◆ **Set problem 1**:
Please format the records' lines as a Markdown table with the columns Row and Line, numbering each row and leaving out blank lines. Begin at the line that has "- database-rows: Users Mixed" and stop after the line that has "- table-row[interactable]: Competitors Competitors".

◆ **Selected extract**:
┄┄┄┄┄┄┄┄┄┄

Pervect, that's a showstopping reply !

Harrylin, pay heed.

 Quote by harrylin The opposing view that I came up with is that Eve and Adam usually will be able to distinguish the two cases; the physical criterion that experimentally distinguishes the two cases is clear (tidal effect).
The issue is not whether you can distinguish flat spacetime from curved spactime; of course, you can, by looking at the curvature tensor. The issue is that you seem to think that because an event is not covered by the Schwarzschild coordinate system, then that event never happens. What reason is there for believing that, as opposed to realizing that the Schwarzschild coordinates don't cover the entire manifold?

It is easy to demonstrate that it is possible to choose coordinates that leave out part of the manifold. What reason do you have for thinking that's NOT the case with Schwarzschild coordinates? (It PROVABLY is the case, so what I'm really asking you is why you seem to believe something that is provably false.)

 I noted that in case that one or both are unable to do so (for example Adam only has a simple accelerometer and no windows), that could make them like bees that fly against a window. Surely you'll agree that nature can't care less if they did not predict the window, and the window is not "unphysical" if the bee didn't notice it before hitting it.

┄┄┄┄┄┄┄┄┄┄

◆ **Set problem 2**:
According to the forum thread, what physical criterion does harrylin name for experimentally distinguishing the two cases?

┄┄┄┄┄┄┄┄┄┄

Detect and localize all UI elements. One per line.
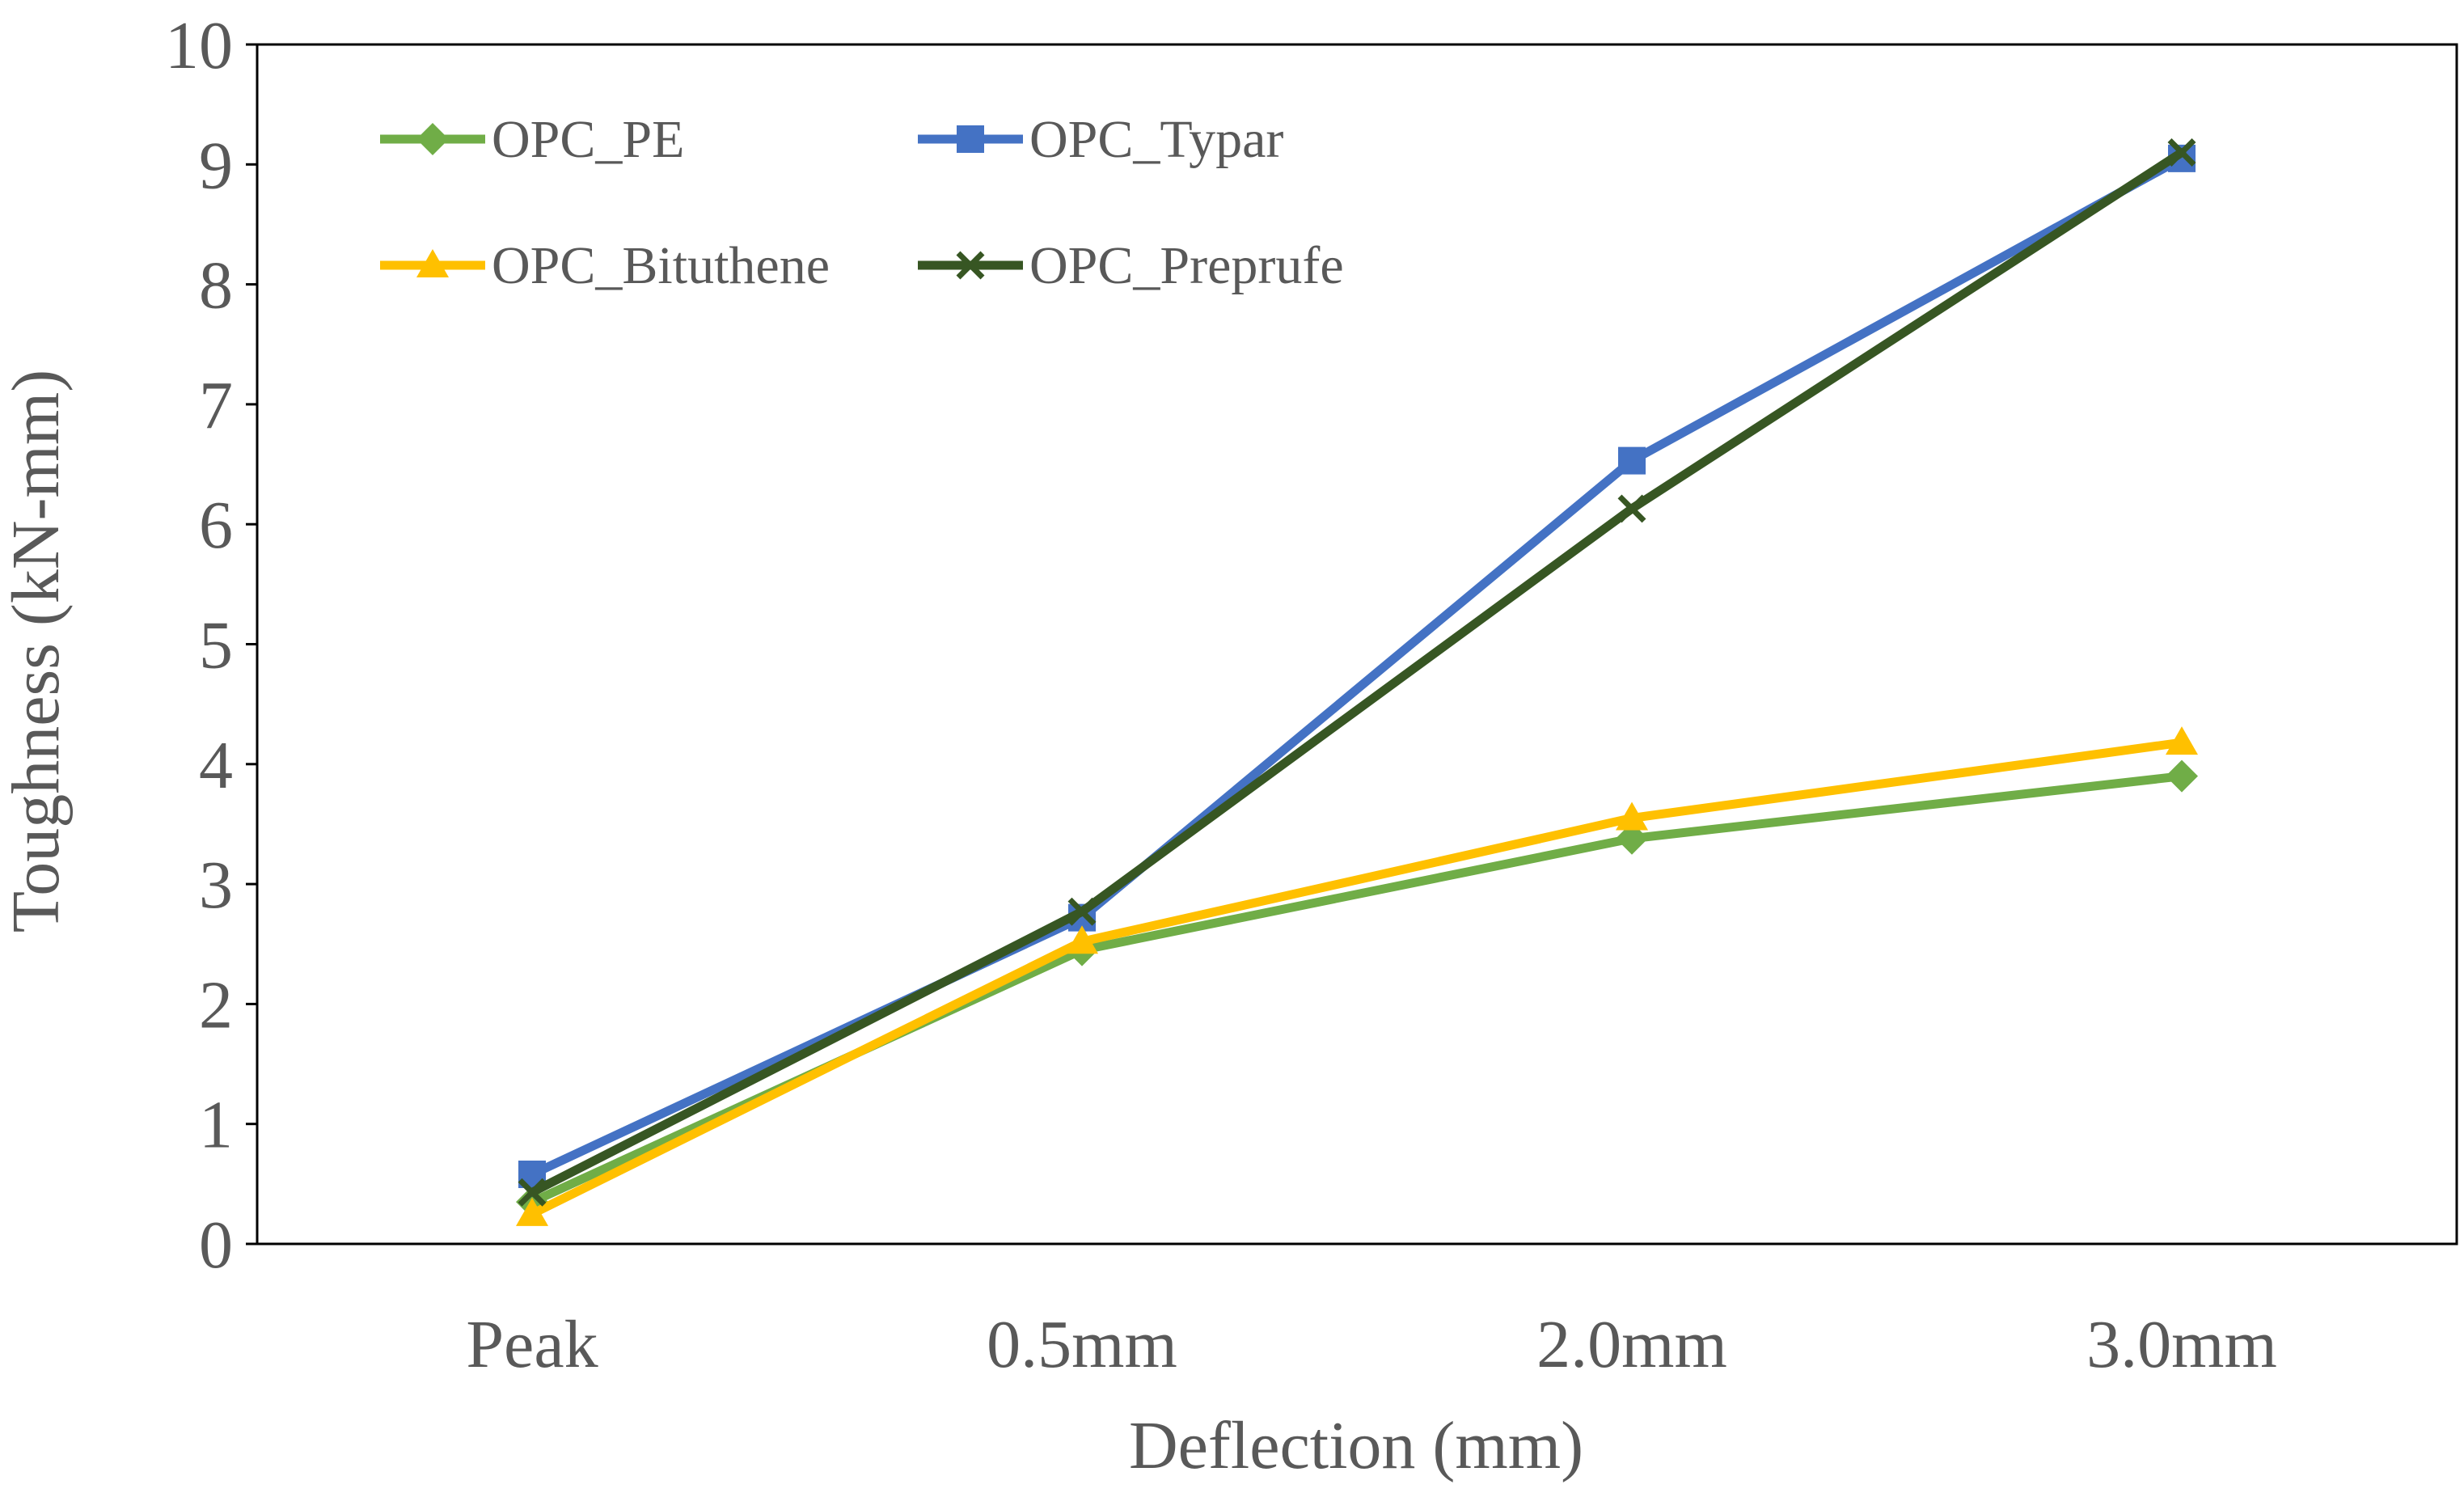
y-tick-label: 0 [199, 1208, 233, 1283]
legend-label: OPC_PE [492, 110, 684, 169]
legend-entry-opc-bituthene: OPC_Bituthene [380, 236, 830, 295]
x-marker [1617, 494, 1646, 523]
y-tick-label: 9 [199, 128, 233, 203]
x-marker [956, 251, 985, 280]
y-tick-label: 8 [199, 248, 233, 324]
x-axis-title: Deflection (mm) [1129, 1408, 1583, 1483]
series-line [527, 772, 2187, 1207]
series-line [527, 738, 2187, 1219]
x-marker-stroke [2167, 137, 2196, 167]
x-tick-label: Peak [466, 1307, 598, 1382]
y-tick-label: 1 [199, 1088, 233, 1163]
x-tick-labels: Peak 0.5mm 2.0mm 3.0mm [466, 1307, 2276, 1382]
x-marker-stroke [1067, 897, 1097, 926]
series-opc-typar [518, 144, 2196, 1188]
diamond-marker [416, 123, 449, 155]
square-marker [1618, 446, 1646, 475]
series-line [527, 154, 2187, 1179]
triangle-marker [2166, 726, 2198, 755]
y-tick-label: 5 [199, 608, 233, 683]
y-tick-labels: 0 1 2 3 4 5 6 7 8 9 10 [165, 8, 233, 1283]
series-opc-pe [516, 759, 2198, 1219]
x-tick-label: 3.0mm [2086, 1307, 2277, 1382]
x-marker [2167, 137, 2196, 167]
legend-label: OPC_Bituthene [492, 236, 830, 295]
plot-area-border [256, 43, 2458, 1246]
triangle-marker [516, 1197, 548, 1226]
x-tick-label: 2.0mm [1536, 1307, 1727, 1382]
axes [246, 43, 2458, 1246]
series-layer [516, 137, 2198, 1226]
y-tick-label: 7 [199, 368, 233, 443]
x-marker-stroke [1617, 494, 1646, 523]
series-line [527, 147, 2187, 1197]
y-tick-label: 10 [165, 8, 233, 83]
x-marker [518, 1178, 547, 1207]
triangle-marker [1066, 925, 1098, 954]
square-marker [957, 125, 984, 153]
triangle-marker [416, 249, 449, 277]
triangle-marker [1616, 801, 1648, 831]
x-marker [1067, 897, 1097, 926]
x-marker-stroke [956, 251, 985, 280]
legend-entry-opc-preprufe: OPC_Preprufe [918, 236, 1344, 295]
series-opc-bituthene [516, 726, 2198, 1226]
y-tick-label: 6 [199, 488, 233, 563]
series-opc-preprufe [518, 137, 2196, 1207]
legend: OPC_PE OPC_Typar OPC_Bituthene OPC_Preprufe [380, 110, 1344, 295]
y-axis-title: Toughness (kN-mm) [0, 370, 74, 933]
y-tick-label: 2 [199, 967, 233, 1043]
y-tick-label: 3 [199, 848, 233, 923]
legend-label: OPC_Preprufe [1029, 236, 1344, 295]
diamond-marker [2166, 759, 2198, 793]
legend-entry-opc-typar: OPC_Typar [918, 110, 1283, 169]
diamond-marker [1616, 822, 1648, 855]
legend-entry-opc-pe: OPC_PE [380, 110, 684, 169]
x-marker-stroke [518, 1178, 547, 1207]
y-tick-label: 4 [199, 728, 233, 803]
legend-label: OPC_Typar [1029, 110, 1283, 169]
x-tick-label: 0.5mm [987, 1307, 1177, 1382]
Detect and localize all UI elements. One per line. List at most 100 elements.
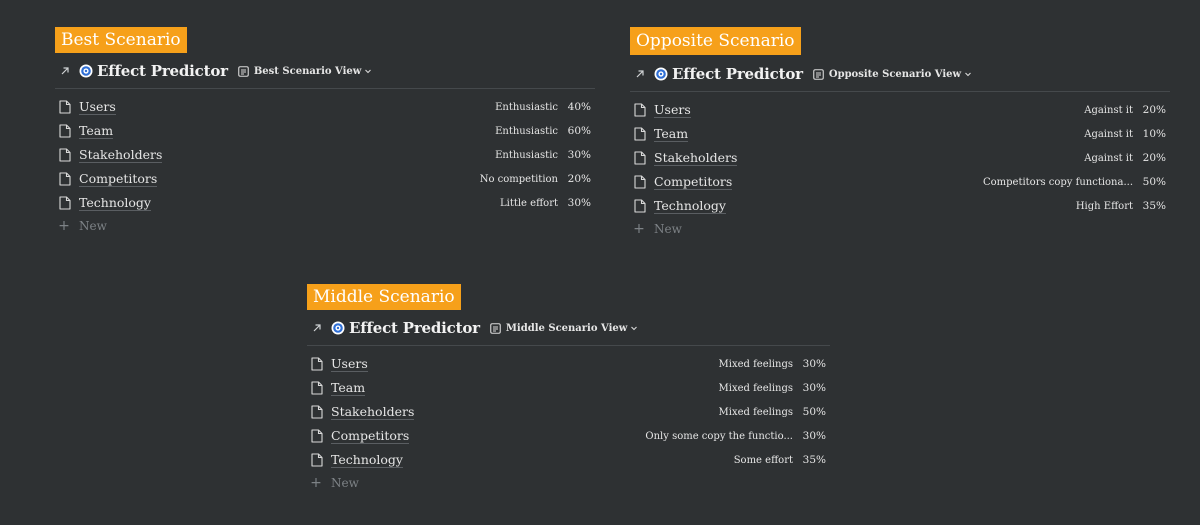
- database-rows: Users Mixed feelings 30% Team Mixed feel…: [307, 352, 830, 472]
- row-name[interactable]: Team: [654, 126, 689, 142]
- page-icon: [311, 357, 323, 371]
- page-icon: [59, 172, 71, 186]
- new-row-button[interactable]: + New: [630, 218, 1170, 240]
- row-name[interactable]: Stakeholders: [654, 150, 738, 166]
- table-row[interactable]: Competitors Competitors copy functiona..…: [630, 170, 1170, 194]
- row-name[interactable]: Stakeholders: [331, 404, 415, 420]
- view-selector-button[interactable]: Middle Scenario View: [490, 323, 639, 334]
- row-percentage: 30%: [802, 358, 826, 370]
- row-percentage: 20%: [1142, 104, 1166, 116]
- row-percentage: 50%: [1142, 176, 1166, 188]
- row-percentage: 20%: [567, 173, 591, 185]
- row-status: Mixed feelings: [718, 406, 793, 418]
- page-icon: [59, 100, 71, 114]
- row-properties: No competition 20%: [480, 173, 591, 185]
- linked-database-header: Effect Predictor Middle Scenario View: [307, 315, 830, 341]
- page-icon: [311, 429, 323, 443]
- target-icon: [79, 64, 93, 78]
- view-selector-button[interactable]: Opposite Scenario View: [813, 69, 972, 80]
- row-properties: Only some copy the functio... 30%: [645, 430, 826, 442]
- header-divider: [630, 91, 1170, 92]
- scenario-label: Opposite Scenario: [630, 27, 801, 55]
- arrow-up-right-icon[interactable]: [634, 68, 646, 80]
- row-status: High Effort: [1075, 200, 1133, 212]
- row-name[interactable]: Users: [654, 102, 691, 118]
- database-title[interactable]: Effect Predictor: [97, 62, 228, 80]
- database-rows: Users Against it 20% Team Against it 10%…: [630, 98, 1170, 218]
- new-row-button[interactable]: + New: [307, 472, 830, 494]
- arrow-up-right-icon[interactable]: [311, 322, 323, 334]
- linked-database-header: Effect Predictor Best Scenario View: [55, 58, 595, 84]
- row-name[interactable]: Technology: [331, 452, 403, 468]
- scenario-panel-opposite: Opposite Scenario Effect Predictor Oppos…: [630, 27, 1170, 240]
- plus-icon: +: [310, 475, 322, 491]
- row-properties: High Effort 35%: [1076, 200, 1166, 212]
- row-properties: Enthusiastic 30%: [495, 149, 591, 161]
- page-icon: [59, 124, 71, 138]
- row-name[interactable]: Users: [79, 99, 116, 115]
- view-selector-button[interactable]: Best Scenario View: [238, 66, 373, 77]
- row-status: Mixed feelings: [718, 382, 793, 394]
- table-row[interactable]: Team Mixed feelings 30%: [307, 376, 830, 400]
- table-row[interactable]: Technology Little effort 30%: [55, 191, 595, 215]
- database-title[interactable]: Effect Predictor: [672, 65, 803, 83]
- row-percentage: 10%: [1142, 128, 1166, 140]
- row-percentage: 60%: [567, 125, 591, 137]
- table-row[interactable]: Users Enthusiastic 40%: [55, 95, 595, 119]
- new-row-button[interactable]: + New: [55, 215, 595, 237]
- row-status: Enthusiastic: [495, 125, 558, 137]
- row-percentage: 30%: [567, 149, 591, 161]
- table-row[interactable]: Stakeholders Mixed feelings 50%: [307, 400, 830, 424]
- database-rows: Users Enthusiastic 40% Team Enthusiastic…: [55, 95, 595, 215]
- row-status: No competition: [479, 173, 558, 185]
- row-name[interactable]: Team: [331, 380, 366, 396]
- row-percentage: 35%: [802, 454, 826, 466]
- row-percentage: 30%: [567, 197, 591, 209]
- table-row[interactable]: Stakeholders Against it 20%: [630, 146, 1170, 170]
- row-status: Against it: [1084, 104, 1133, 116]
- table-view-icon: [813, 68, 824, 80]
- row-percentage: 35%: [1142, 200, 1166, 212]
- scenario-label: Middle Scenario: [307, 284, 461, 310]
- view-label: Best Scenario View: [253, 65, 362, 77]
- table-row[interactable]: Team Enthusiastic 60%: [55, 119, 595, 143]
- row-percentage: 30%: [802, 382, 826, 394]
- arrow-up-right-icon[interactable]: [59, 65, 71, 77]
- row-name[interactable]: Competitors: [79, 171, 158, 187]
- row-percentage: 20%: [1142, 152, 1166, 164]
- row-status: Enthusiastic: [495, 101, 558, 113]
- row-status: Little effort: [499, 197, 558, 209]
- view-label: Middle Scenario View: [505, 322, 628, 334]
- table-row[interactable]: Stakeholders Enthusiastic 30%: [55, 143, 595, 167]
- page-icon: [59, 148, 71, 162]
- row-status: Only some copy the functio...: [645, 430, 793, 442]
- row-status: Against it: [1084, 128, 1133, 140]
- table-row[interactable]: Technology High Effort 35%: [630, 194, 1170, 218]
- page-icon: [634, 127, 646, 141]
- row-name[interactable]: Competitors: [331, 428, 410, 444]
- row-name[interactable]: Technology: [79, 195, 151, 211]
- row-properties: Competitors copy functiona... 50%: [983, 176, 1166, 188]
- chevron-down-icon: [364, 67, 372, 75]
- row-name[interactable]: Technology: [654, 198, 726, 214]
- page-icon: [311, 453, 323, 467]
- scenario-panel-best: Best Scenario Effect Predictor Best Scen…: [55, 27, 595, 237]
- page-icon: [634, 103, 646, 117]
- table-row[interactable]: Technology Some effort 35%: [307, 448, 830, 472]
- row-percentage: 40%: [567, 101, 591, 113]
- row-properties: Some effort 35%: [734, 454, 826, 466]
- row-name[interactable]: Stakeholders: [79, 147, 163, 163]
- page-icon: [634, 175, 646, 189]
- row-name[interactable]: Team: [79, 123, 114, 139]
- database-title[interactable]: Effect Predictor: [349, 319, 480, 337]
- table-row[interactable]: Competitors Only some copy the functio..…: [307, 424, 830, 448]
- table-row[interactable]: Competitors No competition 20%: [55, 167, 595, 191]
- row-properties: Enthusiastic 60%: [495, 125, 591, 137]
- table-row[interactable]: Users Mixed feelings 30%: [307, 352, 830, 376]
- table-view-icon: [490, 322, 501, 334]
- row-name[interactable]: Users: [331, 356, 368, 372]
- linked-database-header: Effect Predictor Opposite Scenario View: [630, 61, 1170, 87]
- row-name[interactable]: Competitors: [654, 174, 733, 190]
- table-row[interactable]: Users Against it 20%: [630, 98, 1170, 122]
- table-row[interactable]: Team Against it 10%: [630, 122, 1170, 146]
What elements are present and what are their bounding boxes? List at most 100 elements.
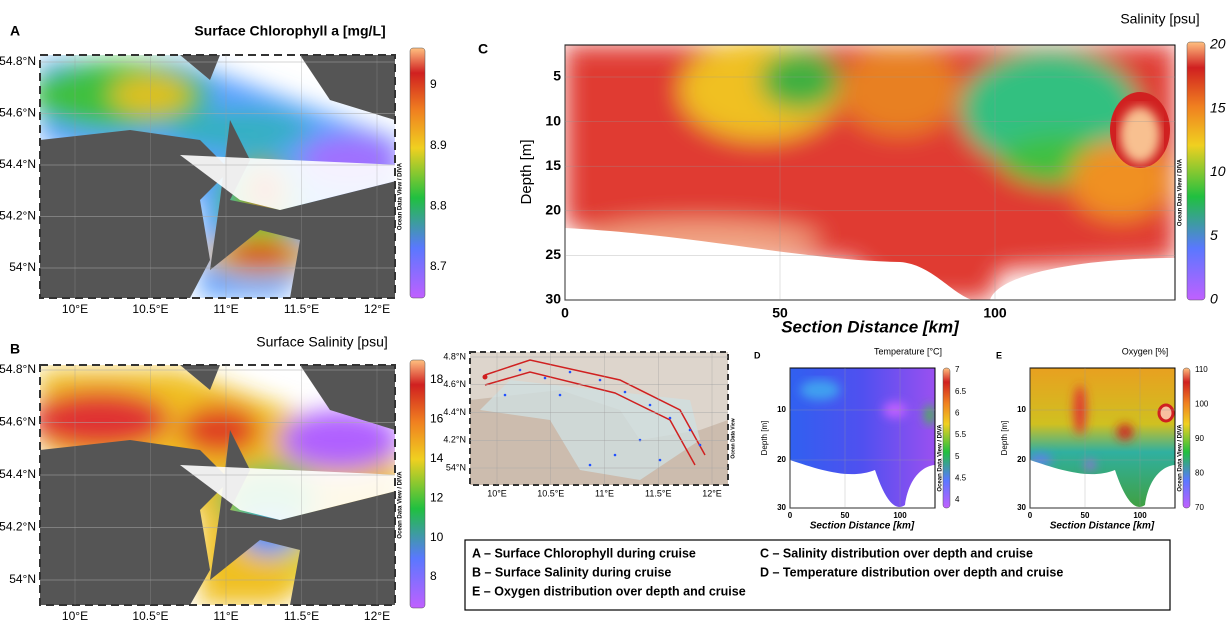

┄┄┄┄┄┄┄┄┄┄

◆ **Written answer 1**:
| Row | Line |
|---|---|
| 1 | - database-rows: Users Mixed feelings 30% Team Mixed feel…: [307, 352, 830, 472] |
| 2 | - row-name[interactable]: Team: [654, 126, 689, 142] |
| 3 | - page-icon: [311, 357, 323, 371] |
| 4 | - page-icon: [59, 172, 71, 186] |
| 5 | - new-row-button[interactable]: + New: [630, 218, 1170, 240] |
| 6 | - row-name[interactable]: Stakeholders: [654, 150, 738, 166] |
| 7 | - table-row[interactable]: Competitors Competitors copy functiona..…: [630, 170, 1170, 194] |

◆ **Written answer 2**:
The tidal effect.